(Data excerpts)
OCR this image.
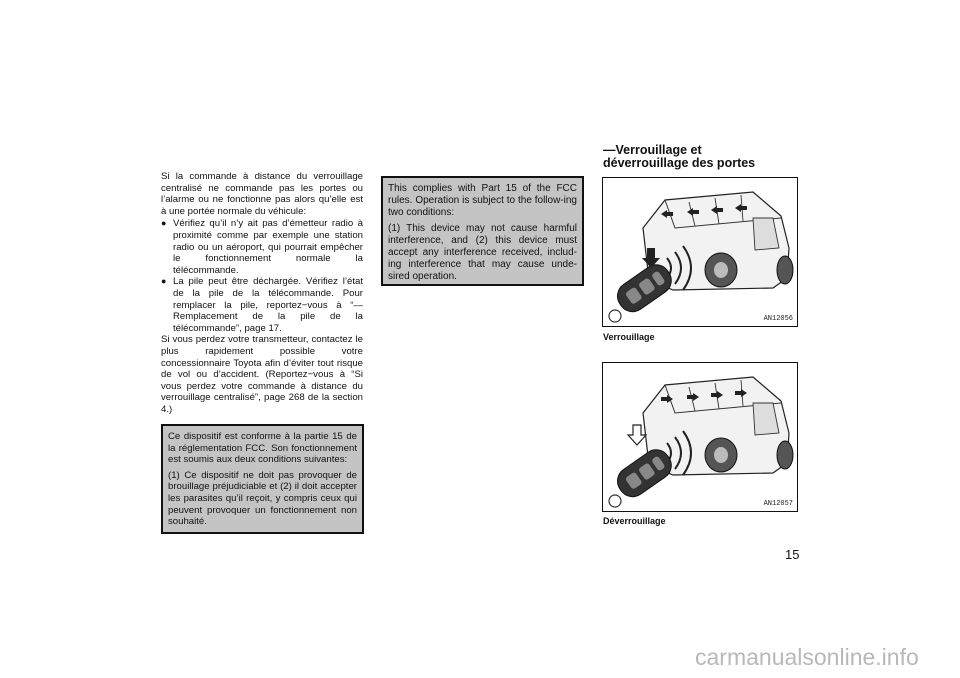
Si la commande à distance du verrouillage centralisé ne commande pas les portes ou l’alarme ou ne fonctionne pas alors qu’elle est à une portée normale du véhicule:

● Vérifiez qu’il n’y ait pas d’émetteur radio à proximité comme par exemple une station radio ou un aéroport, qui pourrait empêcher le fonctionnement normale la télécommande.
● La pile peut être déchargée. Vérifiez l’état de la pile de la télécommande. Pour remplacer la pile, reportez−vous à “—Remplacement de la pile de la télécommande”, page 17.

Si vous perdez votre transmetteur, contactez le plus rapidement possible votre concessionnaire Toyota afin d’éviter tout risque de vol ou d’accident. (Reportez−vous à “Si vous perdez votre commande à distance du verrouillage centralisé”, page 268 de la section 4.)

Ce dispositif est conforme à la partie 15 de la réglementation FCC. Son fonctionnement est soumis aux deux conditions suivantes:

(1) Ce dispositif ne doit pas provoquer de brouillage préjudiciable et (2) il doit accepter les parasites qu’il reçoit, y compris ceux qui peuvent provoquer un fonctionnement non souhaité.

This complies with Part 15 of the FCC rules. Operation is subject to the follow-ing two conditions:

(1) This device may not cause harmful interference, and (2) this device must accept any interference received, includ-ing interference that may cause unde-sired operation.

—Verrouillage et
déverrouillage des portes
AN12056
Verrouillage
AN12057
Déverrouillage
15
carmanualsonline.info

# [Your instructions]
Transcribe the full listing above exactly, with the images removed.

# [Expected answer]
OCR this image.
Si la commande à distance du verrouillage centralisé ne commande pas les portes ou l’alarme ou ne fonctionne pas alors qu’elle est à une portée normale du véhicule:

● Vérifiez qu’il n’y ait pas d’émetteur radio à proximité comme par exemple une station radio ou un aéroport, qui pourrait empêcher le fonctionnement normale la télécommande.
● La pile peut être déchargée. Vérifiez l’état de la pile de la télécommande. Pour remplacer la pile, reportez−vous à “—Remplacement de la pile de la télécommande”, page 17.

Si vous perdez votre transmetteur, contactez le plus rapidement possible votre concessionnaire Toyota afin d’éviter tout risque de vol ou d’accident. (Reportez−vous à “Si vous perdez votre commande à distance du verrouillage centralisé”, page 268 de la section 4.)

Ce dispositif est conforme à la partie 15 de la réglementation FCC. Son fonctionnement est soumis aux deux conditions suivantes:

(1) Ce dispositif ne doit pas provoquer de brouillage préjudiciable et (2) il doit accepter les parasites qu’il reçoit, y compris ceux qui peuvent provoquer un fonctionnement non souhaité.

This complies with Part 15 of the FCC rules. Operation is subject to the follow-ing two conditions:

(1) This device may not cause harmful interference, and (2) this device must accept any interference received, includ-ing interference that may cause unde-sired operation.

—Verrouillage et
déverrouillage des portes
AN12056
Verrouillage
AN12057
Déverrouillage
15
carmanualsonline.info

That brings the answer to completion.